- _GOAL_
Locate every line below that contains the word "cellulose" and copy it.

* Begin GIVEN DATA *

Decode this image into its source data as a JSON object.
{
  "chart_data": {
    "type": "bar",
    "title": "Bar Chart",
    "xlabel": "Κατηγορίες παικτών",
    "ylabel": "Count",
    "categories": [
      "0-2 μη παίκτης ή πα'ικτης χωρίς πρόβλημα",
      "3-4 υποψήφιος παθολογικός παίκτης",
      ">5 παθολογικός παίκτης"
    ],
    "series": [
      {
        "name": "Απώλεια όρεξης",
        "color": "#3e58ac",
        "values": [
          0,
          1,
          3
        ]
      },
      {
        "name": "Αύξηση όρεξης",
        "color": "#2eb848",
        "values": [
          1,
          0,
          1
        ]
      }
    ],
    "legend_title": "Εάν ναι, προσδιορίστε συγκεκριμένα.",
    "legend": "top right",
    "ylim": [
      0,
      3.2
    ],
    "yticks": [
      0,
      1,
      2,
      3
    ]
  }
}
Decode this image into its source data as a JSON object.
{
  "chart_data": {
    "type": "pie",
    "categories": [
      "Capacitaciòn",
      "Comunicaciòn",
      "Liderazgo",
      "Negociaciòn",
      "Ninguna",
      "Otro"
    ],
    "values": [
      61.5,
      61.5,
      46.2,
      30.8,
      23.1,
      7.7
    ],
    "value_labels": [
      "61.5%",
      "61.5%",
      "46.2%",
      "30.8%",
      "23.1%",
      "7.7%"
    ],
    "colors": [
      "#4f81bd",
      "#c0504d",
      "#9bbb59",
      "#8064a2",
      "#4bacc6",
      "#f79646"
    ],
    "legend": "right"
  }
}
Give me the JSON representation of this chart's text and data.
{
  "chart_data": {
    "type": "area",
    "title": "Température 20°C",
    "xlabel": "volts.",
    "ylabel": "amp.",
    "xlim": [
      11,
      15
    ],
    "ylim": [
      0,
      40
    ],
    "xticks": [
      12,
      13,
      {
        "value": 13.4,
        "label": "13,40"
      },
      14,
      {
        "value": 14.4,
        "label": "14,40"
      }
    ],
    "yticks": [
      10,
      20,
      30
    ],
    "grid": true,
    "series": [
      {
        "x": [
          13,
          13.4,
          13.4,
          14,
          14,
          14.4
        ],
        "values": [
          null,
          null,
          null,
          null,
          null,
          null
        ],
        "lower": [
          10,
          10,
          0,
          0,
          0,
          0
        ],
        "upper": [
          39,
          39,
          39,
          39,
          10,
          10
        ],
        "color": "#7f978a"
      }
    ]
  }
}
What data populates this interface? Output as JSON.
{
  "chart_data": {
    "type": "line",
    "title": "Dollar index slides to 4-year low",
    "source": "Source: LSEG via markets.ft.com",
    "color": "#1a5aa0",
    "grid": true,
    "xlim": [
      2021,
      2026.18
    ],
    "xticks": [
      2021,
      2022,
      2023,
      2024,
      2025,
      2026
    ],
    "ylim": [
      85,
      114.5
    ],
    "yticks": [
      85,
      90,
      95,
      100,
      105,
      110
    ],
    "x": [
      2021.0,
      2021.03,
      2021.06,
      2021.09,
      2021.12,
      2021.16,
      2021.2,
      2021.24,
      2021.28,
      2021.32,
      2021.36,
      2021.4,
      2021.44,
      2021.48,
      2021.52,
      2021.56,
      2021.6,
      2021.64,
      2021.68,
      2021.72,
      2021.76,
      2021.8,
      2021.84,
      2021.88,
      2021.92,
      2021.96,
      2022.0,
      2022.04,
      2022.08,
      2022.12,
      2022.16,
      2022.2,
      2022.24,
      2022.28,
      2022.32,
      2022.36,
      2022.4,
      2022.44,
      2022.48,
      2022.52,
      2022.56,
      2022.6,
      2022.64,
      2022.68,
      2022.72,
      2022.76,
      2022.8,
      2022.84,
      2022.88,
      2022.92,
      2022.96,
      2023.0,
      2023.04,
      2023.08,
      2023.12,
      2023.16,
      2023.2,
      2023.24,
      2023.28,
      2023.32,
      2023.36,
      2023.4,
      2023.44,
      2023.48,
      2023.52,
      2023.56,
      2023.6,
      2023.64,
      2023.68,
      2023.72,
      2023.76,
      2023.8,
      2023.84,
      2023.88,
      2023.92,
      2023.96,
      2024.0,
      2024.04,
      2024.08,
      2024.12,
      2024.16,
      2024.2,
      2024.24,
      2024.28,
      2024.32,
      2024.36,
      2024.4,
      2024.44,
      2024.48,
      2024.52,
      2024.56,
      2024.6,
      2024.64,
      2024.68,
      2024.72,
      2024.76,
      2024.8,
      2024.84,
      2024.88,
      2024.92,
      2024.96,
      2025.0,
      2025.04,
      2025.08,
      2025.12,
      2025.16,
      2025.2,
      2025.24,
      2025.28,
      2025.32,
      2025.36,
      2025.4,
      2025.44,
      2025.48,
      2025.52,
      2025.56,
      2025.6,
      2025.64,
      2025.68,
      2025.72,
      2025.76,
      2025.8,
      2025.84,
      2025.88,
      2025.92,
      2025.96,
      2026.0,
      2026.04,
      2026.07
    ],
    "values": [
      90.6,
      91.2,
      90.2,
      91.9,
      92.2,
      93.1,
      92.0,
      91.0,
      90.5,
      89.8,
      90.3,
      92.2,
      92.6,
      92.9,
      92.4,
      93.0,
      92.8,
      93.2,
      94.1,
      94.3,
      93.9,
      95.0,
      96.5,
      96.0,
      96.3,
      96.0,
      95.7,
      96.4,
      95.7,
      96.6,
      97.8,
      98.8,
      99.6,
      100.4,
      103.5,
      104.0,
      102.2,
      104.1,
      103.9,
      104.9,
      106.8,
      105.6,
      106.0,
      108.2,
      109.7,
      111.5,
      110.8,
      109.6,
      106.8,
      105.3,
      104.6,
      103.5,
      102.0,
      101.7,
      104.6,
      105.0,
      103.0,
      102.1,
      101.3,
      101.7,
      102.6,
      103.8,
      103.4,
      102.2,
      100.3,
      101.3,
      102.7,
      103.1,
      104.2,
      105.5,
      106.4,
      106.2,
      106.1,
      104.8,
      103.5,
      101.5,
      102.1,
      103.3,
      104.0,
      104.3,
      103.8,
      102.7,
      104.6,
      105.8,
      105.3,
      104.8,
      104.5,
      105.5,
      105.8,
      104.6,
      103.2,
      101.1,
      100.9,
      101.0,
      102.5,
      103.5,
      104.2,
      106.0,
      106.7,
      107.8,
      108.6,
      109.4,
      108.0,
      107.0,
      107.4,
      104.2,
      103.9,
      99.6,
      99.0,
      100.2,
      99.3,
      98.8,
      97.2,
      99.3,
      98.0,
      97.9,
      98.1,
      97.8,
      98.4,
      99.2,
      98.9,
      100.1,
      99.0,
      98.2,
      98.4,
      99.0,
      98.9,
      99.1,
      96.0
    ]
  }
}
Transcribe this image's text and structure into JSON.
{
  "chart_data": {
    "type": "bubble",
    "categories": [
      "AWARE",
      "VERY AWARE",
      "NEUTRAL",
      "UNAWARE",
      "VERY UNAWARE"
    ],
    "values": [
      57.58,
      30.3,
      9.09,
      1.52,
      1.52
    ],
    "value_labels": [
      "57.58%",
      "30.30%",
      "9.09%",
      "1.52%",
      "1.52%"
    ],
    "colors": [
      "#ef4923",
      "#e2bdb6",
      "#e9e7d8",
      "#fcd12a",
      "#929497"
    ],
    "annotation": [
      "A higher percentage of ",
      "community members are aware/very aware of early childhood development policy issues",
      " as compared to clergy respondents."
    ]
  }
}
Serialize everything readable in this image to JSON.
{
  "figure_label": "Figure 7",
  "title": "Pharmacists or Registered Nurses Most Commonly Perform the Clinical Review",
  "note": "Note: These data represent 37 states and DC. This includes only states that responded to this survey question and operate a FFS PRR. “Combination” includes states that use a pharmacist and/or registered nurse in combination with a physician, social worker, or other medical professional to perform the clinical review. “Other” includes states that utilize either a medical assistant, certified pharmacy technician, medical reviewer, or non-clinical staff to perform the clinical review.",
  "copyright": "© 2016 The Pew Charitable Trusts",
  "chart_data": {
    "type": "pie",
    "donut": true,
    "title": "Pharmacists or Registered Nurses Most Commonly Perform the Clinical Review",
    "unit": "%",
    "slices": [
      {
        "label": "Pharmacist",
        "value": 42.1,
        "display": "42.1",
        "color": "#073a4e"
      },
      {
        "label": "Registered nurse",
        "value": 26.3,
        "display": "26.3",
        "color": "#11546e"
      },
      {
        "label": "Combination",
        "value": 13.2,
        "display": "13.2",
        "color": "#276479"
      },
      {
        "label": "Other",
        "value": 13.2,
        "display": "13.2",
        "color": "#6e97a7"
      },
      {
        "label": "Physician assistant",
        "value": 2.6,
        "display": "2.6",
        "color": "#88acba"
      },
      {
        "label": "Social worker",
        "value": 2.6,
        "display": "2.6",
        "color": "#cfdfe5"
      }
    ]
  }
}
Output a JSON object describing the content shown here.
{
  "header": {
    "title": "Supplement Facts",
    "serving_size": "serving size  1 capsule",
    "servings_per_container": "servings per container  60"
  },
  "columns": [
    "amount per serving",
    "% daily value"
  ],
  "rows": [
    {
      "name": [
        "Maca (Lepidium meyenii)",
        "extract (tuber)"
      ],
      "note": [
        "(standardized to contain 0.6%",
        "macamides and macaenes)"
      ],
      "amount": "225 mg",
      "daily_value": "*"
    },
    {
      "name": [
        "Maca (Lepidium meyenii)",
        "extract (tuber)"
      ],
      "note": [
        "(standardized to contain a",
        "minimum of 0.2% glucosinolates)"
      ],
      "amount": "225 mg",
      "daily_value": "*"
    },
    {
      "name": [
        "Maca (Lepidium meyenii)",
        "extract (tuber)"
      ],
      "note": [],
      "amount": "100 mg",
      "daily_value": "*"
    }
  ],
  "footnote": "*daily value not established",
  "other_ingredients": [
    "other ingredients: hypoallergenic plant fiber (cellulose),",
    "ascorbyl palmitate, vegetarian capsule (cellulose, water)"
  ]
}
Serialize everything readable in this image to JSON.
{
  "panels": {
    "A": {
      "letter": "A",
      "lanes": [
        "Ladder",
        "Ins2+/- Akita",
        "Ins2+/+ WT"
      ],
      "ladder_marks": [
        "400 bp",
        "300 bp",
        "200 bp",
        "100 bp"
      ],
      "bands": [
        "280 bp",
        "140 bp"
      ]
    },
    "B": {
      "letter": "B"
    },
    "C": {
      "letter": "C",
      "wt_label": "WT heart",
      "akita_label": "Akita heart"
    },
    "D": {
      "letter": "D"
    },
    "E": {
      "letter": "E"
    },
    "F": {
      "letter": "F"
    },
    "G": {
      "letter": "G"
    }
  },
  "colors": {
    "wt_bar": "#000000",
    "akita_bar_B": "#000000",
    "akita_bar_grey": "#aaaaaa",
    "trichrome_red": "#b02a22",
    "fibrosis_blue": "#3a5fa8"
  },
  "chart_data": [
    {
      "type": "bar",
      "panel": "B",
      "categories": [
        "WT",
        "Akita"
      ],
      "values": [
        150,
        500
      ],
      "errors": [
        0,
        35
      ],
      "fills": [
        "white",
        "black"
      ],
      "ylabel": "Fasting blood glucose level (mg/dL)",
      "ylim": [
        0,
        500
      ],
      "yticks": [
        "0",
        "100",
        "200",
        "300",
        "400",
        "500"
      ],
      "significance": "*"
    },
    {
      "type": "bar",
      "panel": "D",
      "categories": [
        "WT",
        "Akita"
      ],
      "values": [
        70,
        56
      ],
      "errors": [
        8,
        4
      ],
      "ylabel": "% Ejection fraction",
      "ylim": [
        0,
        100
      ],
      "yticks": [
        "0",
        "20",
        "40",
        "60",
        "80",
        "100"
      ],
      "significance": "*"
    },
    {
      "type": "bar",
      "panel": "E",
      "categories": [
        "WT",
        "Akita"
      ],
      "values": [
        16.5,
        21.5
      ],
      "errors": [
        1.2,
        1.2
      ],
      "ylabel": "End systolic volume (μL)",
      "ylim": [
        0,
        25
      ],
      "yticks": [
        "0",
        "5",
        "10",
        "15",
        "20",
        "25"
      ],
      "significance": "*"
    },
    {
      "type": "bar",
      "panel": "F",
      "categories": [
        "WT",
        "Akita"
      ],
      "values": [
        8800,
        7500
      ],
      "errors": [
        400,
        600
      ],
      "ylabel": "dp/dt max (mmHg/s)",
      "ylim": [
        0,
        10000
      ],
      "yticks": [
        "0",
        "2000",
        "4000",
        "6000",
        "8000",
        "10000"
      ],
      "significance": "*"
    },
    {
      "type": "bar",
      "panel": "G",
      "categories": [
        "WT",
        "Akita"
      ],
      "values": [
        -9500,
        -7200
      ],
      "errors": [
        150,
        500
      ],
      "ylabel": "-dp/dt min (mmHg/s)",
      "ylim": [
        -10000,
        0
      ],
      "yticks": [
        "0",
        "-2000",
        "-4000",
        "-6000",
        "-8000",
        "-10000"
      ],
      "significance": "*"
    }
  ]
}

* End GIVEN DATA *

- _CORRECT OUTPUT_
    "other ingredients: hypoallergenic plant fiber (cellulose),",
    "ascorbyl palmitate, vegetarian capsule (cellulose, water)"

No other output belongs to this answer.